Task item A:
In the Montreal weekend travel guide, change "first-timers" to "newcomers" in the stretch from "But with only" through "desire a lot.", and give that stretch again.
Task item B:
Write what comes next in the Montreal weekend travel guide, picking up after its last sentence.

Quoted passage:
Welcome to MarieClaire.com's series on weekend travel—a smart girl's guide to making the most of those glorious two days off.
"Bonjour hi!" shopkeepers will say as you peruse in Montreal. The Canadian city in Quebec is a favorite of many, and it's easy to understand why. With a mix of new and old, the city feels both familiar and fresh—and with a European charm that's ideal for leisurely, wandering strolls (and your Instagram account).
But with only a couple of days, those strolls better lead to some gems, amiright? Here, how to make the most of a couple of days in the city, which is currently celebrating its 375th anniversary.
Where to Stay
I stayed at the InterContinental Montreal, which is legitimately the perfect location for all the Montreal has to offer, especially for first-timers. Located on the edge of Old Montreal (which, you guessed it, is the oldest part of the city) and new, you can conveniently get to anything your heart desires. And your heart, well, it's going to desire a lot.

Entries provided:

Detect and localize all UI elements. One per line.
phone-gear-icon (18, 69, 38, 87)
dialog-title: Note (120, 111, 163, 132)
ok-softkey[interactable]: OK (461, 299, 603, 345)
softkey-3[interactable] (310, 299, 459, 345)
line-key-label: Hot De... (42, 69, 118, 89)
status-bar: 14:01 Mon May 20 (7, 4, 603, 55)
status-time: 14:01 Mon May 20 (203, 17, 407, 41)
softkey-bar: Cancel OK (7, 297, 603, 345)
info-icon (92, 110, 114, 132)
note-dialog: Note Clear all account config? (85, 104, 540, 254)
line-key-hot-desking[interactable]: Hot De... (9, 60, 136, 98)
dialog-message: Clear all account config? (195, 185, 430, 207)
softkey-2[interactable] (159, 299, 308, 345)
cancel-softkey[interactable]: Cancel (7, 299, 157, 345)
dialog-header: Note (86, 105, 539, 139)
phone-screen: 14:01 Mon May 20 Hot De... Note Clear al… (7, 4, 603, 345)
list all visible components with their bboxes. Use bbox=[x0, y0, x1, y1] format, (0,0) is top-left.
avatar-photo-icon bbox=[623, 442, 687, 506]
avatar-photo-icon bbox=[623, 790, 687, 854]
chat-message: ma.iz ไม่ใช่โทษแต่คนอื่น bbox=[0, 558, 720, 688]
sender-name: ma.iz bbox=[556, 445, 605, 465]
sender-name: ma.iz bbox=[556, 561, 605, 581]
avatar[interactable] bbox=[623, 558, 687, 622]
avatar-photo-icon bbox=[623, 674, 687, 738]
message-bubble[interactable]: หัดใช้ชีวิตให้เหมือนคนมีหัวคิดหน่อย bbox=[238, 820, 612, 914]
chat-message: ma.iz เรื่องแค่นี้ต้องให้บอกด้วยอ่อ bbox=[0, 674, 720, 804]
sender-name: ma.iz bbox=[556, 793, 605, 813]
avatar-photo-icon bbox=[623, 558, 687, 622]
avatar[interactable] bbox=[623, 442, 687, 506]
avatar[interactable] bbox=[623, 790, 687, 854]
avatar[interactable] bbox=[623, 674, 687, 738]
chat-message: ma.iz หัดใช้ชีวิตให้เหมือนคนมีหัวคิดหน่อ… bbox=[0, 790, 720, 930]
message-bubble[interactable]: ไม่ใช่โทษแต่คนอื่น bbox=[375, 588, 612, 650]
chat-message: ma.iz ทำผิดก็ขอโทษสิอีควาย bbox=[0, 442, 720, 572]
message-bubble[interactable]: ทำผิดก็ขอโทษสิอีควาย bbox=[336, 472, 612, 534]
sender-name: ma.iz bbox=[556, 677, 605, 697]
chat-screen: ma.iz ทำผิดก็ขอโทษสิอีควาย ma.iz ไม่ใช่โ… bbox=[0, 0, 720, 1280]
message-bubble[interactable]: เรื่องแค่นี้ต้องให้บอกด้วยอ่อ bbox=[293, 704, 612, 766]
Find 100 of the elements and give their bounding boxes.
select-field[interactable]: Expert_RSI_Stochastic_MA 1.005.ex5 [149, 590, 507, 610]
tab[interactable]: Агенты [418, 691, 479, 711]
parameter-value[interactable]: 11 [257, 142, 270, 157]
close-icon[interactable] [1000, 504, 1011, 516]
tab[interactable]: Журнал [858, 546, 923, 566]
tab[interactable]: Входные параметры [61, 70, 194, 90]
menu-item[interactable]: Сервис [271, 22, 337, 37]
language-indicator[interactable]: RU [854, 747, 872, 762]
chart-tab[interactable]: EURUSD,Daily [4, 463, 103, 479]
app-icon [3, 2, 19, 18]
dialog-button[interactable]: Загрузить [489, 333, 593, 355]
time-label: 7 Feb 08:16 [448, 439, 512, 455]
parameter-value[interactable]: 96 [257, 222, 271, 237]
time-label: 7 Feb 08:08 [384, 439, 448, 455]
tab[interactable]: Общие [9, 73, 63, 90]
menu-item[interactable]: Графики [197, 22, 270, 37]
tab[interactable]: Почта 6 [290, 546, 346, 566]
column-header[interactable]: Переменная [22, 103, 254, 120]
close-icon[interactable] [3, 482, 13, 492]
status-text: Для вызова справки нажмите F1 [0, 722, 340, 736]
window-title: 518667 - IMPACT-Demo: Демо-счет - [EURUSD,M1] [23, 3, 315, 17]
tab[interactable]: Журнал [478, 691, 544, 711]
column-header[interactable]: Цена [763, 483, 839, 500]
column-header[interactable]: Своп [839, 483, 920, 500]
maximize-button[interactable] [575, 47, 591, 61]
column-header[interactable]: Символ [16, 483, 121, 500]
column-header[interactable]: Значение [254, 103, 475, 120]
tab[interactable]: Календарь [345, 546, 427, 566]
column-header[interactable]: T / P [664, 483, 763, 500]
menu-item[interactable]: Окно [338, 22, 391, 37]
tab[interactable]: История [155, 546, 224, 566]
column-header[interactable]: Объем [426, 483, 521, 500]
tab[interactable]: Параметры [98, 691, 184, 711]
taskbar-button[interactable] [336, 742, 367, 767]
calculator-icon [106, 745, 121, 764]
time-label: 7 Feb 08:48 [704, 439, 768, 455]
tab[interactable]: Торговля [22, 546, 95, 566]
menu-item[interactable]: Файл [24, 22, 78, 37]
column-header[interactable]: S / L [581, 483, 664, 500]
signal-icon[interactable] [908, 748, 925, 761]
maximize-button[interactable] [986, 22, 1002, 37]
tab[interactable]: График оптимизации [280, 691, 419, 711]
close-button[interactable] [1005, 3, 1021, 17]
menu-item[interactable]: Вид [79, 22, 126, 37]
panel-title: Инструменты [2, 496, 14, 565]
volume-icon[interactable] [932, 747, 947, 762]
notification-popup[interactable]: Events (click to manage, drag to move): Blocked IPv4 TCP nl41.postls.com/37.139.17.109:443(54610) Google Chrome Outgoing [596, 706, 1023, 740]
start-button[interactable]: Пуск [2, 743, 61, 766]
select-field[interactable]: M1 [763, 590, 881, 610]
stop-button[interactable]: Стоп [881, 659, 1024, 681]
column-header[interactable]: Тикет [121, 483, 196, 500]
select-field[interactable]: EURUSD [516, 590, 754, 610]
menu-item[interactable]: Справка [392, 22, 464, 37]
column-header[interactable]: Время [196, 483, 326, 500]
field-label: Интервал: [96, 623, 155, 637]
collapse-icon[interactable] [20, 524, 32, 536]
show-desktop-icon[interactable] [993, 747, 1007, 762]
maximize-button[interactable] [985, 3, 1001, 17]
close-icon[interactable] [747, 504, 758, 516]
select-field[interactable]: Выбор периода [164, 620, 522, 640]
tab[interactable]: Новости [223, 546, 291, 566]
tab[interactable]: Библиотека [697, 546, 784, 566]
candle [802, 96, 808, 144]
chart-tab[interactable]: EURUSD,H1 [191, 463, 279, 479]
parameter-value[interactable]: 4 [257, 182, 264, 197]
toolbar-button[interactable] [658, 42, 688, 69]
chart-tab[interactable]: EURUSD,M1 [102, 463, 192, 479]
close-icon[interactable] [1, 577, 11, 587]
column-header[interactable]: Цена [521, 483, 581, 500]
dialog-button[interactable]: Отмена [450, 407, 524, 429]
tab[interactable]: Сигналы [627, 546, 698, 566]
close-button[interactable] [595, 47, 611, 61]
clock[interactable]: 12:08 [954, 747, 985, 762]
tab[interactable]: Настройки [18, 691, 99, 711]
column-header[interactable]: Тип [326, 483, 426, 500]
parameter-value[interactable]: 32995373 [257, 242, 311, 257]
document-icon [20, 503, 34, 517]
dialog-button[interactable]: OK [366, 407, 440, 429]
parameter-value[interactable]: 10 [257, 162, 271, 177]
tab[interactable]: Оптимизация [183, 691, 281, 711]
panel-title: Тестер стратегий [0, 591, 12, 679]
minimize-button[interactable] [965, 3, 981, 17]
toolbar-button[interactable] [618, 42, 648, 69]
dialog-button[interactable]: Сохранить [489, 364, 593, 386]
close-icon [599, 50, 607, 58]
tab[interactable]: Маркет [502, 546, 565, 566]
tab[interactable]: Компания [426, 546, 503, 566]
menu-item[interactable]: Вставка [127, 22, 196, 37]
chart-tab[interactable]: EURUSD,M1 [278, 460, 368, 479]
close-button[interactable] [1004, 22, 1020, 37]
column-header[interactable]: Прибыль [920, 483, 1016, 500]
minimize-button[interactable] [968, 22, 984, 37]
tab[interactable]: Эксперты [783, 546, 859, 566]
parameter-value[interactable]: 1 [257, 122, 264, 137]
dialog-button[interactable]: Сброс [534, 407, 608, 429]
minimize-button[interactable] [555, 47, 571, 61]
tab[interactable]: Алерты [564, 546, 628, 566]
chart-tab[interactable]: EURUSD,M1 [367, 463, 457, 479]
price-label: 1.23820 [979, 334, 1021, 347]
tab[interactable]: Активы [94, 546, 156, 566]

Exercise response A:
But with only a couple of days, those strolls better lead to some gems, amiright? Here, how to make the most of a couple of days in the city, which is currently celebrating its 375th anniversary.
Where to Stay
I stayed at the InterContinental Montreal, which is legitimately the perfect location for all the Montreal has to offer, especially for newcomers. Located on the edge of Old Montreal (which, you guessed it, is the oldest part of the city) and new, you can conveniently get to anything your heart desires. And your heart, well, it's going to desire a lot.

Exercise response B:
Fun fact: The hotel connects to the World Trade Centre Montreal, which houses a remnant of the Berlin Wall, as well as staircases that lead to the underground passageways that connect much of the city, so be sure to check it out. (Pro tip: you will probably get lost. Don't be too hard on yourself.)
My friend, fellow journalist, and past Montreal-dweller points out that Montreal is also a spectacular city for Airbnb, because you can get some great deals that will immerse you in parts of Montreal ripe for exploring—particularly Plateau, Mile End, Outremont, and Little Italy, so be sure to check that out too! (Pssst...if it looks too good to be true, run...)
What to Do
Montreal is known for its food, so more on that later. But there's plenty to do outside drinking and eating (you know, if you want to). One of the coolest things I got to do in Montreal (and the best way to see the city, IMO) was to take a street art tour by local tourism duo Spade & Palacio. Dubbed "non-touristy tours," my guide, Spade, is a local, born-and-raised Montrealer and took a group of us (in freezing temps, god bless) around the city to showcase the significant Montreal street art and graffiti that is central to the culture. (FWIW, they also offer all different sorts of tours, including bike- and food-centric ones). It was, in a word, awesome.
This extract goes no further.